**Task requirements**
The records below are to be repeated in full, exactly as they are.

Begin Supplied records

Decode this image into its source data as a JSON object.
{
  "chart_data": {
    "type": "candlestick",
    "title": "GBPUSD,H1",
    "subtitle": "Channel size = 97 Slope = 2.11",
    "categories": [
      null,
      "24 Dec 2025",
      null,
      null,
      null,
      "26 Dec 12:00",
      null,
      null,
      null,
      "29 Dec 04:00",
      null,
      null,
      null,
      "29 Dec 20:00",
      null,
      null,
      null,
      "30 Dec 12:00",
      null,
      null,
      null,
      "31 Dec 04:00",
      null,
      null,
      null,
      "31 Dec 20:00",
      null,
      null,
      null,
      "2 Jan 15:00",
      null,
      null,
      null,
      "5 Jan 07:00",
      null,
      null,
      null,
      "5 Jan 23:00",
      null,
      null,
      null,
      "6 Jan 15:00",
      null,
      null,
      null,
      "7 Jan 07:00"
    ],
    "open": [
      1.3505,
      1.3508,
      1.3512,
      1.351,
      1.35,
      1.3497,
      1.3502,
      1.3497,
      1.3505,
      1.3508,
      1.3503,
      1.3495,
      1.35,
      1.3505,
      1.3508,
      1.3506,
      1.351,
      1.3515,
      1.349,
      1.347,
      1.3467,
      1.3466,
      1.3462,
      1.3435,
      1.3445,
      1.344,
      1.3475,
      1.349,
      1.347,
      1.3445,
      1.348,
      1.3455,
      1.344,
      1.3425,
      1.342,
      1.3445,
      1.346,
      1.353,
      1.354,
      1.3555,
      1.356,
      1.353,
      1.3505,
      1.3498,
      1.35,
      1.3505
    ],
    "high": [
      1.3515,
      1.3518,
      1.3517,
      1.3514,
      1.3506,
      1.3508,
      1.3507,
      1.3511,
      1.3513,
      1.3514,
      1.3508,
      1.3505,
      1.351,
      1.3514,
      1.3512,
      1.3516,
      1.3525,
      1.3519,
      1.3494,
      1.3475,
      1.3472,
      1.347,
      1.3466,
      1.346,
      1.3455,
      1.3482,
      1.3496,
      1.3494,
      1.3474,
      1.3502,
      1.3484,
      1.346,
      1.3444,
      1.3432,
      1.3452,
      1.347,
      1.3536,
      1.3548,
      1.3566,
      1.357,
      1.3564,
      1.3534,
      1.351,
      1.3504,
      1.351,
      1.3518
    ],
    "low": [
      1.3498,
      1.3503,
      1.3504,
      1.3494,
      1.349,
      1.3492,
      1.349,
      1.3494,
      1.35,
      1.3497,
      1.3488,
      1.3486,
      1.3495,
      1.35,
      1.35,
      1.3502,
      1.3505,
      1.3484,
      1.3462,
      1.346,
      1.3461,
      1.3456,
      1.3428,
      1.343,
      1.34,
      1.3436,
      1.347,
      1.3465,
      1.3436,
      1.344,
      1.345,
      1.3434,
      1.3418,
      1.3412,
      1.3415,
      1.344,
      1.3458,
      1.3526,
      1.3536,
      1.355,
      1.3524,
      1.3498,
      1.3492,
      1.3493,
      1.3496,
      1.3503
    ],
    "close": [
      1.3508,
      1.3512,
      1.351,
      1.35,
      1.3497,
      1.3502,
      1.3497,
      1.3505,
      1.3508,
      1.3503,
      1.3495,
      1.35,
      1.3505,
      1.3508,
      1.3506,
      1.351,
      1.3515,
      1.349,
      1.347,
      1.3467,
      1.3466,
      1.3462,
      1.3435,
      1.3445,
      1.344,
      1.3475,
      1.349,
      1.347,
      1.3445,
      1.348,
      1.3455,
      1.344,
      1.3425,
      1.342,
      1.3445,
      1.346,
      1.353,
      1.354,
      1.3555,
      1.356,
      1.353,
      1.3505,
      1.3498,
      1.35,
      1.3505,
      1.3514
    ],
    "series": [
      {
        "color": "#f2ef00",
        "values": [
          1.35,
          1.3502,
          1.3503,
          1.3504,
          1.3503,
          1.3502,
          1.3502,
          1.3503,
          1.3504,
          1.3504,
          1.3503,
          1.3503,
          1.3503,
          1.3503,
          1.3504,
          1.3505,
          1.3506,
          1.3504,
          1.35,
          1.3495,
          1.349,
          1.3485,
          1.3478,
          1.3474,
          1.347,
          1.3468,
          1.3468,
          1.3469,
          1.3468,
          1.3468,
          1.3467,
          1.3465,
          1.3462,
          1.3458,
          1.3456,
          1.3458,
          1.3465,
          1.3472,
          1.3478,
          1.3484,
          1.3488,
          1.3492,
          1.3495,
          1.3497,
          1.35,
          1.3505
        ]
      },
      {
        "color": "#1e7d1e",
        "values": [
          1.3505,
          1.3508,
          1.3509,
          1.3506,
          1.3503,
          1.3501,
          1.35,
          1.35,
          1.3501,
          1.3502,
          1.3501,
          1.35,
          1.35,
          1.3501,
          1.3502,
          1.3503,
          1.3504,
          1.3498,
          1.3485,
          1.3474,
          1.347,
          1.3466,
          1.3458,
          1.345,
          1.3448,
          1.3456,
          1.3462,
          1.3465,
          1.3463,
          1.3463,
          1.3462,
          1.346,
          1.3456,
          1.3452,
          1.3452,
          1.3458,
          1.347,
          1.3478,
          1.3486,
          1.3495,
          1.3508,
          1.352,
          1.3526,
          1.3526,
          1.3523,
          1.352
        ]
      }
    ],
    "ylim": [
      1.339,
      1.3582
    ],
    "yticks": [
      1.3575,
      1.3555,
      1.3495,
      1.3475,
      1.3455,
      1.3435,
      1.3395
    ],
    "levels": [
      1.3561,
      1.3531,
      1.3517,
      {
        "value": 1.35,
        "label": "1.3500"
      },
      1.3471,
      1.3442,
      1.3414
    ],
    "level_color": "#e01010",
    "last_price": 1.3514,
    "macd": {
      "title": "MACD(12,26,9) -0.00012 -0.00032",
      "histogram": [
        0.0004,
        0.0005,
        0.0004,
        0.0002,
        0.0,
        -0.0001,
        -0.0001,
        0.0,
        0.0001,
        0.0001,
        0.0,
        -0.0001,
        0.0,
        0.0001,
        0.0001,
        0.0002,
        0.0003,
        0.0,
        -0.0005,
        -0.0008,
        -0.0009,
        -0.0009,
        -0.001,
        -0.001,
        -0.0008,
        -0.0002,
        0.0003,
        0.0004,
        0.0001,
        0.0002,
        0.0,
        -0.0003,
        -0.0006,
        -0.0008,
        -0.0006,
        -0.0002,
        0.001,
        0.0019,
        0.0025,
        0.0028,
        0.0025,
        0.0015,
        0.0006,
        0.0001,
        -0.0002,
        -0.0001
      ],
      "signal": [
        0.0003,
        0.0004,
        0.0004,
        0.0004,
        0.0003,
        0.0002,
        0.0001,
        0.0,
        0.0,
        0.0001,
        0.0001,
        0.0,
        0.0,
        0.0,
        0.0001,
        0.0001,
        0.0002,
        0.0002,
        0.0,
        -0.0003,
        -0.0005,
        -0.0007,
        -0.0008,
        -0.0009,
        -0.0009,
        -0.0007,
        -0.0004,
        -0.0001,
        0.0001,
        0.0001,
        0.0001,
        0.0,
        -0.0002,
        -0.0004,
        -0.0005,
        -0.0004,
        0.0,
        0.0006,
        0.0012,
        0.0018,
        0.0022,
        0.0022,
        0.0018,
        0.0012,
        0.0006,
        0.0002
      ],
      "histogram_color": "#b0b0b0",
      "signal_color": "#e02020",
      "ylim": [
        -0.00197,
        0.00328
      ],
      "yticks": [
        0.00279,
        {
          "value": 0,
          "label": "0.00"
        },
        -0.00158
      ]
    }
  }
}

End Supplied records

**Written response**
Decode this image into its source data as a JSON object.
{
  "chart_data": {
    "type": "candlestick",
    "title": "GBPUSD,H1",
    "subtitle": "Channel size = 97 Slope = 2.11",
    "categories": [
      null,
      "24 Dec 2025",
      null,
      null,
      null,
      "26 Dec 12:00",
      null,
      null,
      null,
      "29 Dec 04:00",
      null,
      null,
      null,
      "29 Dec 20:00",
      null,
      null,
      null,
      "30 Dec 12:00",
      null,
      null,
      null,
      "31 Dec 04:00",
      null,
      null,
      null,
      "31 Dec 20:00",
      null,
      null,
      null,
      "2 Jan 15:00",
      null,
      null,
      null,
      "5 Jan 07:00",
      null,
      null,
      null,
      "5 Jan 23:00",
      null,
      null,
      null,
      "6 Jan 15:00",
      null,
      null,
      null,
      "7 Jan 07:00"
    ],
    "open": [
      1.3505,
      1.3508,
      1.3512,
      1.351,
      1.35,
      1.3497,
      1.3502,
      1.3497,
      1.3505,
      1.3508,
      1.3503,
      1.3495,
      1.35,
      1.3505,
      1.3508,
      1.3506,
      1.351,
      1.3515,
      1.349,
      1.347,
      1.3467,
      1.3466,
      1.3462,
      1.3435,
      1.3445,
      1.344,
      1.3475,
      1.349,
      1.347,
      1.3445,
      1.348,
      1.3455,
      1.344,
      1.3425,
      1.342,
      1.3445,
      1.346,
      1.353,
      1.354,
      1.3555,
      1.356,
      1.353,
      1.3505,
      1.3498,
      1.35,
      1.3505
    ],
    "high": [
      1.3515,
      1.3518,
      1.3517,
      1.3514,
      1.3506,
      1.3508,
      1.3507,
      1.3511,
      1.3513,
      1.3514,
      1.3508,
      1.3505,
      1.351,
      1.3514,
      1.3512,
      1.3516,
      1.3525,
      1.3519,
      1.3494,
      1.3475,
      1.3472,
      1.347,
      1.3466,
      1.346,
      1.3455,
      1.3482,
      1.3496,
      1.3494,
      1.3474,
      1.3502,
      1.3484,
      1.346,
      1.3444,
      1.3432,
      1.3452,
      1.347,
      1.3536,
      1.3548,
      1.3566,
      1.357,
      1.3564,
      1.3534,
      1.351,
      1.3504,
      1.351,
      1.3518
    ],
    "low": [
      1.3498,
      1.3503,
      1.3504,
      1.3494,
      1.349,
      1.3492,
      1.349,
      1.3494,
      1.35,
      1.3497,
      1.3488,
      1.3486,
      1.3495,
      1.35,
      1.35,
      1.3502,
      1.3505,
      1.3484,
      1.3462,
      1.346,
      1.3461,
      1.3456,
      1.3428,
      1.343,
      1.34,
      1.3436,
      1.347,
      1.3465,
      1.3436,
      1.344,
      1.345,
      1.3434,
      1.3418,
      1.3412,
      1.3415,
      1.344,
      1.3458,
      1.3526,
      1.3536,
      1.355,
      1.3524,
      1.3498,
      1.3492,
      1.3493,
      1.3496,
      1.3503
    ],
    "close": [
      1.3508,
      1.3512,
      1.351,
      1.35,
      1.3497,
      1.3502,
      1.3497,
      1.3505,
      1.3508,
      1.3503,
      1.3495,
      1.35,
      1.3505,
      1.3508,
      1.3506,
      1.351,
      1.3515,
      1.349,
      1.347,
      1.3467,
      1.3466,
      1.3462,
      1.3435,
      1.3445,
      1.344,
      1.3475,
      1.349,
      1.347,
      1.3445,
      1.348,
      1.3455,
      1.344,
      1.3425,
      1.342,
      1.3445,
      1.346,
      1.353,
      1.354,
      1.3555,
      1.356,
      1.353,
      1.3505,
      1.3498,
      1.35,
      1.3505,
      1.3514
    ],
    "series": [
      {
        "color": "#f2ef00",
        "values": [
          1.35,
          1.3502,
          1.3503,
          1.3504,
          1.3503,
          1.3502,
          1.3502,
          1.3503,
          1.3504,
          1.3504,
          1.3503,
          1.3503,
          1.3503,
          1.3503,
          1.3504,
          1.3505,
          1.3506,
          1.3504,
          1.35,
          1.3495,
          1.349,
          1.3485,
          1.3478,
          1.3474,
          1.347,
          1.3468,
          1.3468,
          1.3469,
          1.3468,
          1.3468,
          1.3467,
          1.3465,
          1.3462,
          1.3458,
          1.3456,
          1.3458,
          1.3465,
          1.3472,
          1.3478,
          1.3484,
          1.3488,
          1.3492,
          1.3495,
          1.3497,
          1.35,
          1.3505
        ]
      },
      {
        "color": "#1e7d1e",
        "values": [
          1.3505,
          1.3508,
          1.3509,
          1.3506,
          1.3503,
          1.3501,
          1.35,
          1.35,
          1.3501,
          1.3502,
          1.3501,
          1.35,
          1.35,
          1.3501,
          1.3502,
          1.3503,
          1.3504,
          1.3498,
          1.3485,
          1.3474,
          1.347,
          1.3466,
          1.3458,
          1.345,
          1.3448,
          1.3456,
          1.3462,
          1.3465,
          1.3463,
          1.3463,
          1.3462,
          1.346,
          1.3456,
          1.3452,
          1.3452,
          1.3458,
          1.347,
          1.3478,
          1.3486,
          1.3495,
          1.3508,
          1.352,
          1.3526,
          1.3526,
          1.3523,
          1.352
        ]
      }
    ],
    "ylim": [
      1.339,
      1.3582
    ],
    "yticks": [
      1.3575,
      1.3555,
      1.3495,
      1.3475,
      1.3455,
      1.3435,
      1.3395
    ],
    "levels": [
      1.3561,
      1.3531,
      1.3517,
      {
        "value": 1.35,
        "label": "1.3500"
      },
      1.3471,
      1.3442,
      1.3414
    ],
    "level_color": "#e01010",
    "last_price": 1.3514,
    "macd": {
      "title": "MACD(12,26,9) -0.00012 -0.00032",
      "histogram": [
        0.0004,
        0.0005,
        0.0004,
        0.0002,
        0.0,
        -0.0001,
        -0.0001,
        0.0,
        0.0001,
        0.0001,
        0.0,
        -0.0001,
        0.0,
        0.0001,
        0.0001,
        0.0002,
        0.0003,
        0.0,
        -0.0005,
        -0.0008,
        -0.0009,
        -0.0009,
        -0.001,
        -0.001,
        -0.0008,
        -0.0002,
        0.0003,
        0.0004,
        0.0001,
        0.0002,
        0.0,
        -0.0003,
        -0.0006,
        -0.0008,
        -0.0006,
        -0.0002,
        0.001,
        0.0019,
        0.0025,
        0.0028,
        0.0025,
        0.0015,
        0.0006,
        0.0001,
        -0.0002,
        -0.0001
      ],
      "signal": [
        0.0003,
        0.0004,
        0.0004,
        0.0004,
        0.0003,
        0.0002,
        0.0001,
        0.0,
        0.0,
        0.0001,
        0.0001,
        0.0,
        0.0,
        0.0,
        0.0001,
        0.0001,
        0.0002,
        0.0002,
        0.0,
        -0.0003,
        -0.0005,
        -0.0007,
        -0.0008,
        -0.0009,
        -0.0009,
        -0.0007,
        -0.0004,
        -0.0001,
        0.0001,
        0.0001,
        0.0001,
        0.0,
        -0.0002,
        -0.0004,
        -0.0005,
        -0.0004,
        0.0,
        0.0006,
        0.0012,
        0.0018,
        0.0022,
        0.0022,
        0.0018,
        0.0012,
        0.0006,
        0.0002
      ],
      "histogram_color": "#b0b0b0",
      "signal_color": "#e02020",
      "ylim": [
        -0.00197,
        0.00328
      ],
      "yticks": [
        0.00279,
        {
          "value": 0,
          "label": "0.00"
        },
        -0.00158
      ]
    }
  }
}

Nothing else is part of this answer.